--- BEGIN Exercise data ---

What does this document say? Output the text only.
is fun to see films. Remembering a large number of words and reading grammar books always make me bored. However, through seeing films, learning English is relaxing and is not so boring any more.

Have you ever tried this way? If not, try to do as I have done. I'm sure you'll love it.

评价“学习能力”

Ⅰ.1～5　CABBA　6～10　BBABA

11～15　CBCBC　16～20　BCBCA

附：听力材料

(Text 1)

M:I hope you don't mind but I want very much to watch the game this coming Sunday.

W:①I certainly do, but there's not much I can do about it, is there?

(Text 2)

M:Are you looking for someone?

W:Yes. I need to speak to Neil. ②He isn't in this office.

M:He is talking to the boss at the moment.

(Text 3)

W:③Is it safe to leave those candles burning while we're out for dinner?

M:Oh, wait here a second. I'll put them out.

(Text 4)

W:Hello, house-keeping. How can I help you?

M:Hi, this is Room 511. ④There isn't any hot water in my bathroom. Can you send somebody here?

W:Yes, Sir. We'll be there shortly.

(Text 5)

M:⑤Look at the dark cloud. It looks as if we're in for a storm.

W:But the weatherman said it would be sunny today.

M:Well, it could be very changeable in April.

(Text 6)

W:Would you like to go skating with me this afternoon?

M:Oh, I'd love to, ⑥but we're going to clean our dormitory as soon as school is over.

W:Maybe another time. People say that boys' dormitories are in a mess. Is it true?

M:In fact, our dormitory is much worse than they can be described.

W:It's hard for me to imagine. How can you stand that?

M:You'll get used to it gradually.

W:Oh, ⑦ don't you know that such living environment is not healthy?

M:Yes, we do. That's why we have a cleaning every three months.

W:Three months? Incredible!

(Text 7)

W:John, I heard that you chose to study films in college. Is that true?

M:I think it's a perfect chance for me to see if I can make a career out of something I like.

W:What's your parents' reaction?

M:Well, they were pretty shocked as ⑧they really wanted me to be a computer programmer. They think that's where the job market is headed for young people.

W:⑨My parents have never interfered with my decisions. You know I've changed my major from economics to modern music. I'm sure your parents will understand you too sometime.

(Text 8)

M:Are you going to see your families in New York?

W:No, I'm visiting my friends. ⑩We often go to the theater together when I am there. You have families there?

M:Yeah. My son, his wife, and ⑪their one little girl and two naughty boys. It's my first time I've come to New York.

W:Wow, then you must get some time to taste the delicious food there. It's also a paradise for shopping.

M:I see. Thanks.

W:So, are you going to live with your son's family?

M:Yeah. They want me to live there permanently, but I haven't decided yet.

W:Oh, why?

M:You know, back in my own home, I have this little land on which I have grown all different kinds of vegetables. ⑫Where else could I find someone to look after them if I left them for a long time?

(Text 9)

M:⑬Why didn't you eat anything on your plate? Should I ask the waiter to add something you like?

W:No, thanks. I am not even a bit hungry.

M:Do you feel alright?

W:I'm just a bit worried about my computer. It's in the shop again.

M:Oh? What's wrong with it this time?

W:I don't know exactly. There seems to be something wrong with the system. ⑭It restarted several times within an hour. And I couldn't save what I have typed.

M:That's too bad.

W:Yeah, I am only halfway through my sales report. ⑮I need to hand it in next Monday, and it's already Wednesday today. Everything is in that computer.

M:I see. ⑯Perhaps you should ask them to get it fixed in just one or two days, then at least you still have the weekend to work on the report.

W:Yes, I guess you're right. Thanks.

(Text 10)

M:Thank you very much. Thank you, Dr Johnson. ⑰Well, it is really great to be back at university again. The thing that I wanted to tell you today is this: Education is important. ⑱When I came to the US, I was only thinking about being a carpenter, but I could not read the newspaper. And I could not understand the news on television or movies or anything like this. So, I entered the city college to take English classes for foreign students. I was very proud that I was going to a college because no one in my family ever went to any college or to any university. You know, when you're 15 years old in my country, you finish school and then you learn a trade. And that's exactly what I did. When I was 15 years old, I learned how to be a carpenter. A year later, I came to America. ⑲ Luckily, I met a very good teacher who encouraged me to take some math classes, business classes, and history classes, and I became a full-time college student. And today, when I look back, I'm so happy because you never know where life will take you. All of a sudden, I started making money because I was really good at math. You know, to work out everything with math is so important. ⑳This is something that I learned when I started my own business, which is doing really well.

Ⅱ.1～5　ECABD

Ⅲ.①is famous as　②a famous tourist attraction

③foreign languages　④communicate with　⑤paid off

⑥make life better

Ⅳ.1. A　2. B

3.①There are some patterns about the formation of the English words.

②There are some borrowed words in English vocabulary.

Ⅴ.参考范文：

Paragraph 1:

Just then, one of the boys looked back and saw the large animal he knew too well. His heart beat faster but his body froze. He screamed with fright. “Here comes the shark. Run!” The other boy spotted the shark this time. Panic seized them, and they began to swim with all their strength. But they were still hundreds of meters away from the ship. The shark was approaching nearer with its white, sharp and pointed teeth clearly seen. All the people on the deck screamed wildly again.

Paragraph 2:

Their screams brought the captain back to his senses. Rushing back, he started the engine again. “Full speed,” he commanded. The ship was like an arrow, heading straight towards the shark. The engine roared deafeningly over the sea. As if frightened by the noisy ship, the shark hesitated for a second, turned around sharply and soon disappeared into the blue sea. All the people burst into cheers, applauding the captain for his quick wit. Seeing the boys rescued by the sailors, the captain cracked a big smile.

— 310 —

--- END Exercise data ---

Print out every record again, exactly and in full.

## Right answer
What does this document say? Output the text only.
is fun to see films. Remembering a large number of words and reading grammar books always make me bored. However, through seeing films, learning English is relaxing and is not so boring any more.

Have you ever tried this way? If not, try to do as I have done. I'm sure you'll love it.

评价“学习能力”

Ⅰ.1～5　CABBA　6～10　BBABA

11～15　CBCBC　16～20　BCBCA

附：听力材料

(Text 1)

M:I hope you don't mind but I want very much to watch the game this coming Sunday.

W:①I certainly do, but there's not much I can do about it, is there?

(Text 2)

M:Are you looking for someone?

W:Yes. I need to speak to Neil. ②He isn't in this office.

M:He is talking to the boss at the moment.

(Text 3)

W:③Is it safe to leave those candles burning while we're out for dinner?

M:Oh, wait here a second. I'll put them out.

(Text 4)

W:Hello, house-keeping. How can I help you?

M:Hi, this is Room 511. ④There isn't any hot water in my bathroom. Can you send somebody here?

W:Yes, Sir. We'll be there shortly.

(Text 5)

M:⑤Look at the dark cloud. It looks as if we're in for a storm.

W:But the weatherman said it would be sunny today.

M:Well, it could be very changeable in April.

(Text 6)

W:Would you like to go skating with me this afternoon?

M:Oh, I'd love to, ⑥but we're going to clean our dormitory as soon as school is over.

W:Maybe another time. People say that boys' dormitories are in a mess. Is it true?

M:In fact, our dormitory is much worse than they can be described.

W:It's hard for me to imagine. How can you stand that?

M:You'll get used to it gradually.

W:Oh, ⑦ don't you know that such living environment is not healthy?

M:Yes, we do. That's why we have a cleaning every three months.

W:Three months? Incredible!

(Text 7)

W:John, I heard that you chose to study films in college. Is that true?

M:I think it's a perfect chance for me to see if I can make a career out of something I like.

W:What's your parents' reaction?

M:Well, they were pretty shocked as ⑧they really wanted me to be a computer programmer. They think that's where the job market is headed for young people.

W:⑨My parents have never interfered with my decisions. You know I've changed my major from economics to modern music. I'm sure your parents will understand you too sometime.

(Text 8)

M:Are you going to see your families in New York?

W:No, I'm visiting my friends. ⑩We often go to the theater together when I am there. You have families there?

M:Yeah. My son, his wife, and ⑪their one little girl and two naughty boys. It's my first time I've come to New York.

W:Wow, then you must get some time to taste the delicious food there. It's also a paradise for shopping.

M:I see. Thanks.

W:So, are you going to live with your son's family?

M:Yeah. They want me to live there permanently, but I haven't decided yet.

W:Oh, why?

M:You know, back in my own home, I have this little land on which I have grown all different kinds of vegetables. ⑫Where else could I find someone to look after them if I left them for a long time?

(Text 9)

M:⑬Why didn't you eat anything on your plate? Should I ask the waiter to add something you like?

W:No, thanks. I am not even a bit hungry.

M:Do you feel alright?

W:I'm just a bit worried about my computer. It's in the shop again.

M:Oh? What's wrong with it this time?

W:I don't know exactly. There seems to be something wrong with the system. ⑭It restarted several times within an hour. And I couldn't save what I have typed.

M:That's too bad.

W:Yeah, I am only halfway through my sales report. ⑮I need to hand it in next Monday, and it's already Wednesday today. Everything is in that computer.

M:I see. ⑯Perhaps you should ask them to get it fixed in just one or two days, then at least you still have the weekend to work on the report.

W:Yes, I guess you're right. Thanks.

(Text 10)

M:Thank you very much. Thank you, Dr Johnson. ⑰Well, it is really great to be back at university again. The thing that I wanted to tell you today is this: Education is important. ⑱When I came to the US, I was only thinking about being a carpenter, but I could not read the newspaper. And I could not understand the news on television or movies or anything like this. So, I entered the city college to take English classes for foreign students. I was very proud that I was going to a college because no one in my family ever went to any college or to any university. You know, when you're 15 years old in my country, you finish school and then you learn a trade. And that's exactly what I did. When I was 15 years old, I learned how to be a carpenter. A year later, I came to America. ⑲ Luckily, I met a very good teacher who encouraged me to take some math classes, business classes, and history classes, and I became a full-time college student. And today, when I look back, I'm so happy because you never know where life will take you. All of a sudden, I started making money because I was really good at math. You know, to work out everything with math is so important. ⑳This is something that I learned when I started my own business, which is doing really well.

Ⅱ.1～5　ECABD

Ⅲ.①is famous as　②a famous tourist attraction

③foreign languages　④communicate with　⑤paid off

⑥make life better

Ⅳ.1. A　2. B

3.①There are some patterns about the formation of the English words.

②There are some borrowed words in English vocabulary.

Ⅴ.参考范文：

Paragraph 1:

Just then, one of the boys looked back and saw the large animal he knew too well. His heart beat faster but his body froze. He screamed with fright. “Here comes the shark. Run!” The other boy spotted the shark this time. Panic seized them, and they began to swim with all their strength. But they were still hundreds of meters away from the ship. The shark was approaching nearer with its white, sharp and pointed teeth clearly seen. All the people on the deck screamed wildly again.

Paragraph 2:

Their screams brought the captain back to his senses. Rushing back, he started the engine again. “Full speed,” he commanded. The ship was like an arrow, heading straight towards the shark. The engine roared deafeningly over the sea. As if frightened by the noisy ship, the shark hesitated for a second, turned around sharply and soon disappeared into the blue sea. All the people burst into cheers, applauding the captain for his quick wit. Seeing the boys rescued by the sailors, the captain cracked a big smile.

— 310 —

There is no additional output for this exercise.